**TASK DESCRIPTION**
Return the listing below exactly, with the pictures dropped.

[Stored data entries]
*****
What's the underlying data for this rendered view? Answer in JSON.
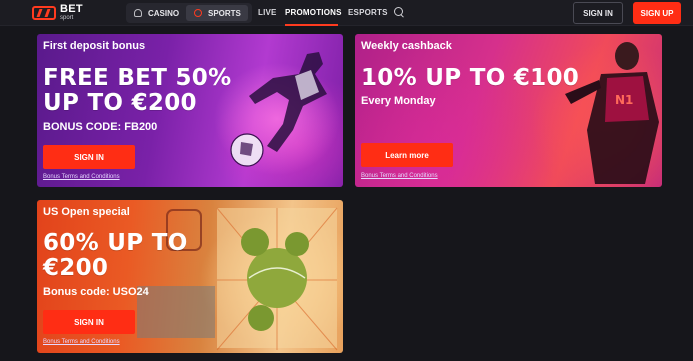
{
  "header": {
    "logo_brand": "BET",
    "logo_sub": "sport",
    "segment": {
      "casino": "CASINO",
      "sports": "SPORTS"
    },
    "nav": {
      "live": "LIVE",
      "promotions": "PROMOTIONS",
      "esports": "ESPORTS"
    },
    "sign_in": "SIGN IN",
    "sign_up": "SIGN UP"
  },
  "promos": [
    {
      "title": "First deposit bonus",
      "headline_1": "FREE BET 50%",
      "headline_2": "UP TO €200",
      "subline": "BONUS CODE: FB200",
      "cta": "SIGN IN",
      "terms": "Bonus Terms and Conditions"
    },
    {
      "title": "Weekly cashback",
      "headline_1": "10% UP TO €100",
      "subline": "Every Monday",
      "cta": "Learn more",
      "terms": "Bonus Terms and Conditions"
    },
    {
      "title": "US Open special",
      "headline_1": "60% UP TO",
      "headline_2": "€200",
      "subline": "Bonus code: USO24",
      "cta": "SIGN IN",
      "terms": "Bonus Terms and Conditions"
    }
  ],
  "icons": {
    "casino": "casino-icon",
    "sports": "sports-ball-icon",
    "search": "search-icon",
    "logo": "brand-logo"
  },
  "colors": {
    "accent": "#ff2d14",
    "background": "#16161b",
    "header": "#1c1c22"
  }
}
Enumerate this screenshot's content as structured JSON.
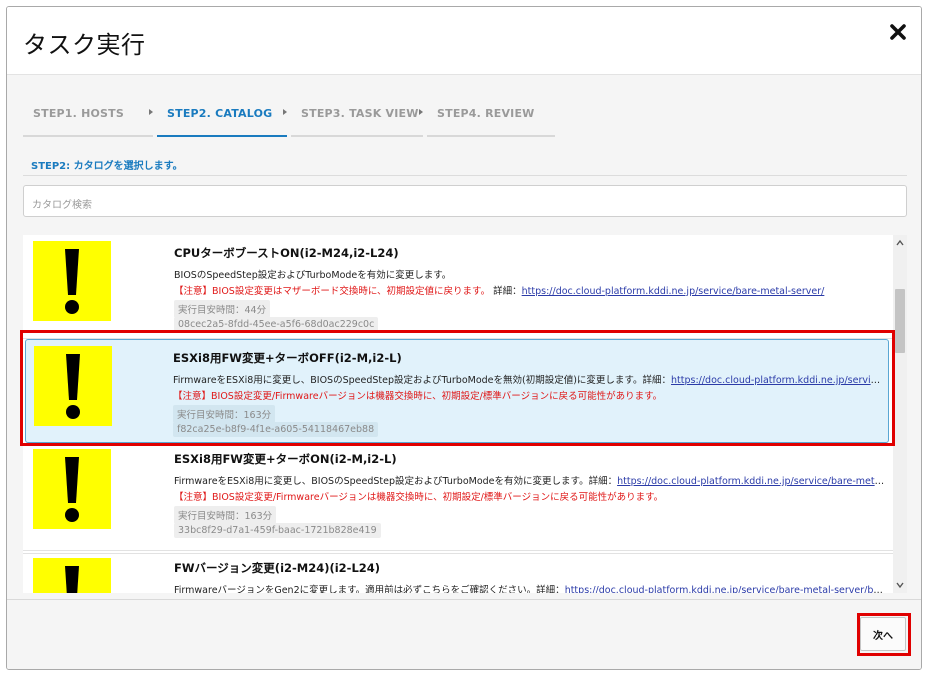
{
  "dialog": {
    "title": "タスク実行",
    "close_icon": "close-icon"
  },
  "steps": [
    {
      "label": "STEP1. HOSTS",
      "active": false
    },
    {
      "label": "STEP2. CATALOG",
      "active": true
    },
    {
      "label": "STEP3. TASK VIEW",
      "active": false
    },
    {
      "label": "STEP4. REVIEW",
      "active": false
    }
  ],
  "step_description": "STEP2: カタログを選択します。",
  "search": {
    "placeholder": "カタログ検索",
    "value": ""
  },
  "catalog_items": [
    {
      "title": "CPUターボブーストON(i2-M24,i2-L24)",
      "description": "BIOSのSpeedStep設定およびTurboModeを有効に変更します。",
      "warning": "【注意】BIOS設定変更はマザーボード交換時に、初期設定値に戻ります。",
      "detail_label": "詳細：",
      "detail_link": "https://doc.cloud-platform.kddi.ne.jp/service/bare-metal-server/",
      "time": "実行目安時間：44分",
      "uuid": "08cec2a5-8fdd-45ee-a5f6-68d0ac229c0c",
      "selected": false
    },
    {
      "title": "ESXi8用FW変更+ターボOFF(i2-M,i2-L)",
      "description": "FirmwareをESXi8用に変更し、BIOSのSpeedStep設定およびTurboModeを無効(初期設定値)に変更します。",
      "detail_label": "詳細：",
      "detail_link": "https://doc.cloud-platform.kddi.ne.jp/service/ba…",
      "warning": "【注意】BIOS設定変更/Firmwareバージョンは機器交換時に、初期設定/標準バージョンに戻る可能性があります。",
      "time": "実行目安時間：163分",
      "uuid": "f82ca25e-b8f9-4f1e-a605-54118467eb88",
      "selected": true
    },
    {
      "title": "ESXi8用FW変更+ターボON(i2-M,i2-L)",
      "description": "FirmwareをESXi8用に変更し、BIOSのSpeedStep設定およびTurboModeを有効に変更します。",
      "detail_label": "詳細：",
      "detail_link": "https://doc.cloud-platform.kddi.ne.jp/service/bare-metal-ser…",
      "warning": "【注意】BIOS設定変更/Firmwareバージョンは機器交換時に、初期設定/標準バージョンに戻る可能性があります。",
      "time": "実行目安時間：163分",
      "uuid": "33bc8f29-d7a1-459f-baac-1721b828e419",
      "selected": false
    },
    {
      "title": "FWバージョン変更(i2-M24)(i2-L24)",
      "description": "FirmwareバージョンをGen2に変更します。適用前は必ずこちらをご確認ください。",
      "detail_label": "詳細：",
      "detail_link": "https://doc.cloud-platform.kddi.ne.jp/service/bare-metal-server/bare…",
      "selected": false
    }
  ],
  "footer": {
    "next_label": "次へ"
  },
  "colors": {
    "accent": "#1a7bbf",
    "warning_text": "#e01818",
    "link": "#2b3ba8",
    "selected_bg": "#e1f2fb",
    "highlight_outline": "#e00000",
    "icon_bg": "#ffff00"
  }
}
*****
**RIGHT ANSWER**
What's the underlying data for this rendered view? Answer in JSON.
{
  "header": {
    "logo_brand": "BET",
    "logo_sub": "sport",
    "segment": {
      "casino": "CASINO",
      "sports": "SPORTS"
    },
    "nav": {
      "live": "LIVE",
      "promotions": "PROMOTIONS",
      "esports": "ESPORTS"
    },
    "sign_in": "SIGN IN",
    "sign_up": "SIGN UP"
  },
  "promos": [
    {
      "title": "First deposit bonus",
      "headline_1": "FREE BET 50%",
      "headline_2": "UP TO €200",
      "subline": "BONUS CODE: FB200",
      "cta": "SIGN IN",
      "terms": "Bonus Terms and Conditions"
    },
    {
      "title": "Weekly cashback",
      "headline_1": "10% UP TO €100",
      "subline": "Every Monday",
      "cta": "Learn more",
      "terms": "Bonus Terms and Conditions"
    },
    {
      "title": "US Open special",
      "headline_1": "60% UP TO",
      "headline_2": "€200",
      "subline": "Bonus code: USO24",
      "cta": "SIGN IN",
      "terms": "Bonus Terms and Conditions"
    }
  ],
  "icons": {
    "casino": "casino-icon",
    "sports": "sports-ball-icon",
    "search": "search-icon",
    "logo": "brand-logo"
  },
  "colors": {
    "accent": "#ff2d14",
    "background": "#16161b",
    "header": "#1c1c22"
  }
}
Enumerate this screenshot's content as structured JSON.
{
  "dialog": {
    "title": "タスク実行",
    "close_icon": "close-icon"
  },
  "steps": [
    {
      "label": "STEP1. HOSTS",
      "active": false
    },
    {
      "label": "STEP2. CATALOG",
      "active": true
    },
    {
      "label": "STEP3. TASK VIEW",
      "active": false
    },
    {
      "label": "STEP4. REVIEW",
      "active": false
    }
  ],
  "step_description": "STEP2: カタログを選択します。",
  "search": {
    "placeholder": "カタログ検索",
    "value": ""
  },
  "catalog_items": [
    {
      "title": "CPUターボブーストON(i2-M24,i2-L24)",
      "description": "BIOSのSpeedStep設定およびTurboModeを有効に変更します。",
      "warning": "【注意】BIOS設定変更はマザーボード交換時に、初期設定値に戻ります。",
      "detail_label": "詳細：",
      "detail_link": "https://doc.cloud-platform.kddi.ne.jp/service/bare-metal-server/",
      "time": "実行目安時間：44分",
      "uuid": "08cec2a5-8fdd-45ee-a5f6-68d0ac229c0c",
      "selected": false
    },
    {
      "title": "ESXi8用FW変更+ターボOFF(i2-M,i2-L)",
      "description": "FirmwareをESXi8用に変更し、BIOSのSpeedStep設定およびTurboModeを無効(初期設定値)に変更します。",
      "detail_label": "詳細：",
      "detail_link": "https://doc.cloud-platform.kddi.ne.jp/service/ba…",
      "warning": "【注意】BIOS設定変更/Firmwareバージョンは機器交換時に、初期設定/標準バージョンに戻る可能性があります。",
      "time": "実行目安時間：163分",
      "uuid": "f82ca25e-b8f9-4f1e-a605-54118467eb88",
      "selected": true
    },
    {
      "title": "ESXi8用FW変更+ターボON(i2-M,i2-L)",
      "description": "FirmwareをESXi8用に変更し、BIOSのSpeedStep設定およびTurboModeを有効に変更します。",
      "detail_label": "詳細：",
      "detail_link": "https://doc.cloud-platform.kddi.ne.jp/service/bare-metal-ser…",
      "warning": "【注意】BIOS設定変更/Firmwareバージョンは機器交換時に、初期設定/標準バージョンに戻る可能性があります。",
      "time": "実行目安時間：163分",
      "uuid": "33bc8f29-d7a1-459f-baac-1721b828e419",
      "selected": false
    },
    {
      "title": "FWバージョン変更(i2-M24)(i2-L24)",
      "description": "FirmwareバージョンをGen2に変更します。適用前は必ずこちらをご確認ください。",
      "detail_label": "詳細：",
      "detail_link": "https://doc.cloud-platform.kddi.ne.jp/service/bare-metal-server/bare…",
      "selected": false
    }
  ],
  "footer": {
    "next_label": "次へ"
  },
  "colors": {
    "accent": "#1a7bbf",
    "warning_text": "#e01818",
    "link": "#2b3ba8",
    "selected_bg": "#e1f2fb",
    "highlight_outline": "#e00000",
    "icon_bg": "#ffff00"
  }
}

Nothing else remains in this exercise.